Source data:
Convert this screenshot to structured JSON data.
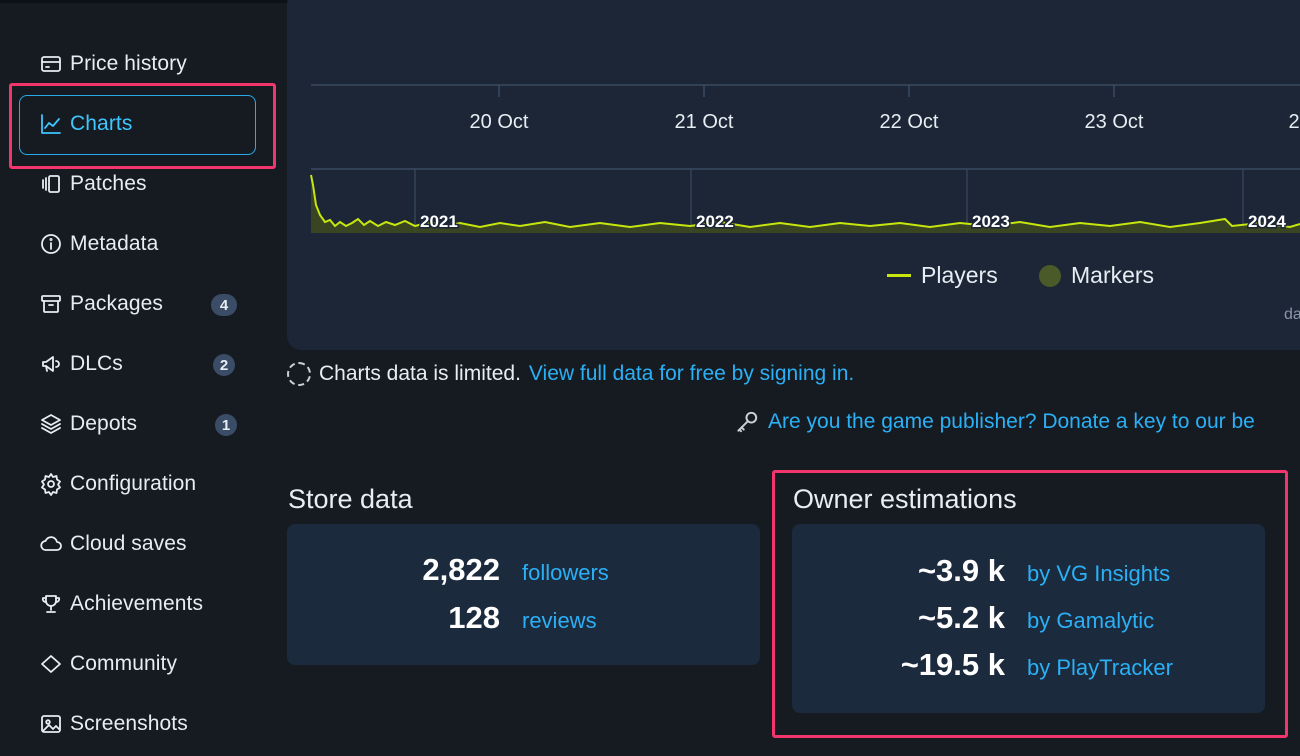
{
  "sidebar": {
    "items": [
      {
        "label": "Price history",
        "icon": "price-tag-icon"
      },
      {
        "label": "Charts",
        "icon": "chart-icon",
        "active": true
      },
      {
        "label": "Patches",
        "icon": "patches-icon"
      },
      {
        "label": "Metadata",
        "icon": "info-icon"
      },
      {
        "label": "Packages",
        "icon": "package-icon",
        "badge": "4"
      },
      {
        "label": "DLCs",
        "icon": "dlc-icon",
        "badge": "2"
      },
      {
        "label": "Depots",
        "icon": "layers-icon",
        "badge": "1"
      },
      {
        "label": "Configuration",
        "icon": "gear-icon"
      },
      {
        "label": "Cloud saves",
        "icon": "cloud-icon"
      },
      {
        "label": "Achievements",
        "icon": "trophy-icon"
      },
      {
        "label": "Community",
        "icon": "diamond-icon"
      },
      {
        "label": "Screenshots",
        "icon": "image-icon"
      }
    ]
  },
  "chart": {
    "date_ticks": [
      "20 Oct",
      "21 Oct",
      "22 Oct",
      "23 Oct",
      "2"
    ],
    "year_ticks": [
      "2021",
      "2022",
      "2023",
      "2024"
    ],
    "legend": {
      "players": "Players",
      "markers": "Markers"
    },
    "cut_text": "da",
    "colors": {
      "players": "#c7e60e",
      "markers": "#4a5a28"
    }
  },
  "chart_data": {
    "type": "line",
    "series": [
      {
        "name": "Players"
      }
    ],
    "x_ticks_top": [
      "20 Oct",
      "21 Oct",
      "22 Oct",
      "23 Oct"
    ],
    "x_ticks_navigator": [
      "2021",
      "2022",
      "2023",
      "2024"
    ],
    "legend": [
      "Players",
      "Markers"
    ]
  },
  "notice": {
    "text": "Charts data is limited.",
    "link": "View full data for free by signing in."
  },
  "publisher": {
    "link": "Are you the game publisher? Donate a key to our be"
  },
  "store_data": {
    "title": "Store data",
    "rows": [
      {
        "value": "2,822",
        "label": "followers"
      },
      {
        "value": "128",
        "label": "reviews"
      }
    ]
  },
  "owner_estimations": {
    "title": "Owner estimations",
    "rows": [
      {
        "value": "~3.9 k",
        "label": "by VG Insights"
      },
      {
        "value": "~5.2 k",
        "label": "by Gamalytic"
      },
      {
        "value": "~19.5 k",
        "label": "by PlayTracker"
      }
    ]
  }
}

* * *

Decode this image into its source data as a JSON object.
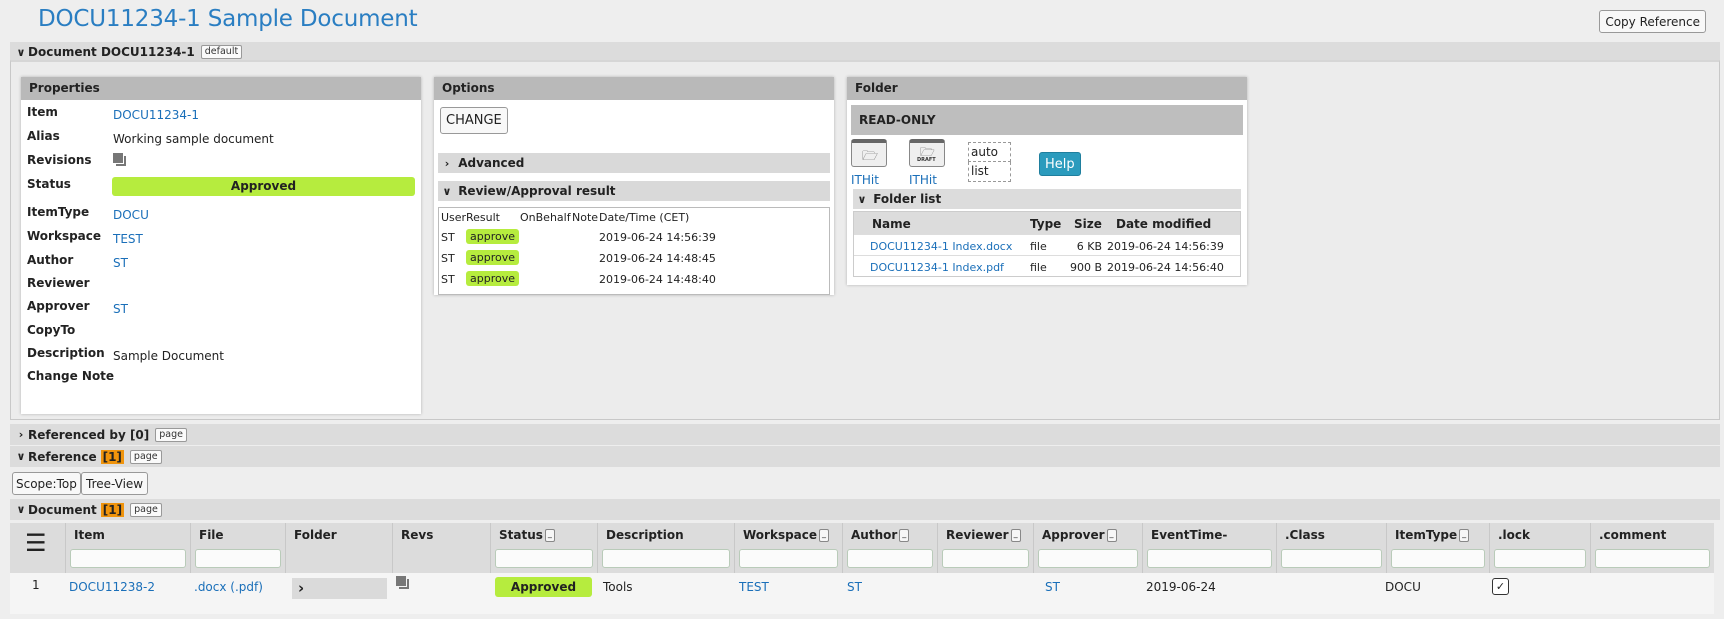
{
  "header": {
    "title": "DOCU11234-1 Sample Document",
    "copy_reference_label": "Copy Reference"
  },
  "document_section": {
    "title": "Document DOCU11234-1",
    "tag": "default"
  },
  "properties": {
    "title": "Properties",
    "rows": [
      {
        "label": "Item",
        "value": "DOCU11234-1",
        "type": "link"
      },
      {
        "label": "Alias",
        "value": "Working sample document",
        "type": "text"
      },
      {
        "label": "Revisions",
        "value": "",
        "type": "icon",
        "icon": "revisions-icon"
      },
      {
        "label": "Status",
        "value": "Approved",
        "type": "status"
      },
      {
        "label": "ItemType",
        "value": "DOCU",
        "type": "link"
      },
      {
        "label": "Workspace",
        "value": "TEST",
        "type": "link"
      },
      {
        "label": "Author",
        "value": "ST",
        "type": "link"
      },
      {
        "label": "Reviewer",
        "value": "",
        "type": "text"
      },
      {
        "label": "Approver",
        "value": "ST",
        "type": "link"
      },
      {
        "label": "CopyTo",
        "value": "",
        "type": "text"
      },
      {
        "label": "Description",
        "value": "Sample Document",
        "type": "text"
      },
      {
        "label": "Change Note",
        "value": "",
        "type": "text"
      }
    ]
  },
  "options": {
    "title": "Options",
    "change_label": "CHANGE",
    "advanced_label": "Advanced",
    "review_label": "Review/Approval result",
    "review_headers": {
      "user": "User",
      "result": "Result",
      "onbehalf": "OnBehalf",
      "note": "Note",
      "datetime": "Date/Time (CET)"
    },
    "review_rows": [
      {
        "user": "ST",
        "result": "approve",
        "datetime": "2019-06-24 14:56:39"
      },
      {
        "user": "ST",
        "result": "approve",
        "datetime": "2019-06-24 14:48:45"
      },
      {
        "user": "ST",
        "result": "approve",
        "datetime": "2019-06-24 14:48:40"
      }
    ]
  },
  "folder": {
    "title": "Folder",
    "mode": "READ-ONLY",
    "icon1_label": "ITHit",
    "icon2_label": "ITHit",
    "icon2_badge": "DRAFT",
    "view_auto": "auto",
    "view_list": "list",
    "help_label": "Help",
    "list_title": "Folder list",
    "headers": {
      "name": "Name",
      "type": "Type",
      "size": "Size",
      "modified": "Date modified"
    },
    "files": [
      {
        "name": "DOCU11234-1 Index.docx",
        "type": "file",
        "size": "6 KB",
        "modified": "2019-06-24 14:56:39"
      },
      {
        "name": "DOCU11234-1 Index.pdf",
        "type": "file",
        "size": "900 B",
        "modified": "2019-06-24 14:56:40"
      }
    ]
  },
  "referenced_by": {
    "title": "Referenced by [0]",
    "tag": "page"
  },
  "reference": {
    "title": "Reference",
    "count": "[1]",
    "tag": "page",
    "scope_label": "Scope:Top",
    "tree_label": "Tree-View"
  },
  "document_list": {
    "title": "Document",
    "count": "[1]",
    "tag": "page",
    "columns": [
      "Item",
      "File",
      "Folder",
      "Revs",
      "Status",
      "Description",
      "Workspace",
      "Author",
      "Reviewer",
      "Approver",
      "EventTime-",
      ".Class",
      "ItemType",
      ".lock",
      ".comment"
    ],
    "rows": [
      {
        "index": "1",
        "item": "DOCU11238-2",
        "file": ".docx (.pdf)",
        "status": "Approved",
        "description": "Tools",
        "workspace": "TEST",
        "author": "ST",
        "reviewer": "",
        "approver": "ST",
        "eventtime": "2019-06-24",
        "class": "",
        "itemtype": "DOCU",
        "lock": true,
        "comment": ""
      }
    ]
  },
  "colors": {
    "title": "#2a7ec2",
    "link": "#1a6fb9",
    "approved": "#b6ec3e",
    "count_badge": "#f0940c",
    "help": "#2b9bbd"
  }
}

**The task**.
Looking at the data above, show all lines where the word "publisher" occurs.

**Output for this exercise**.
  "publisher": {
    "link": "Are you the game publisher? Donate a key to our be"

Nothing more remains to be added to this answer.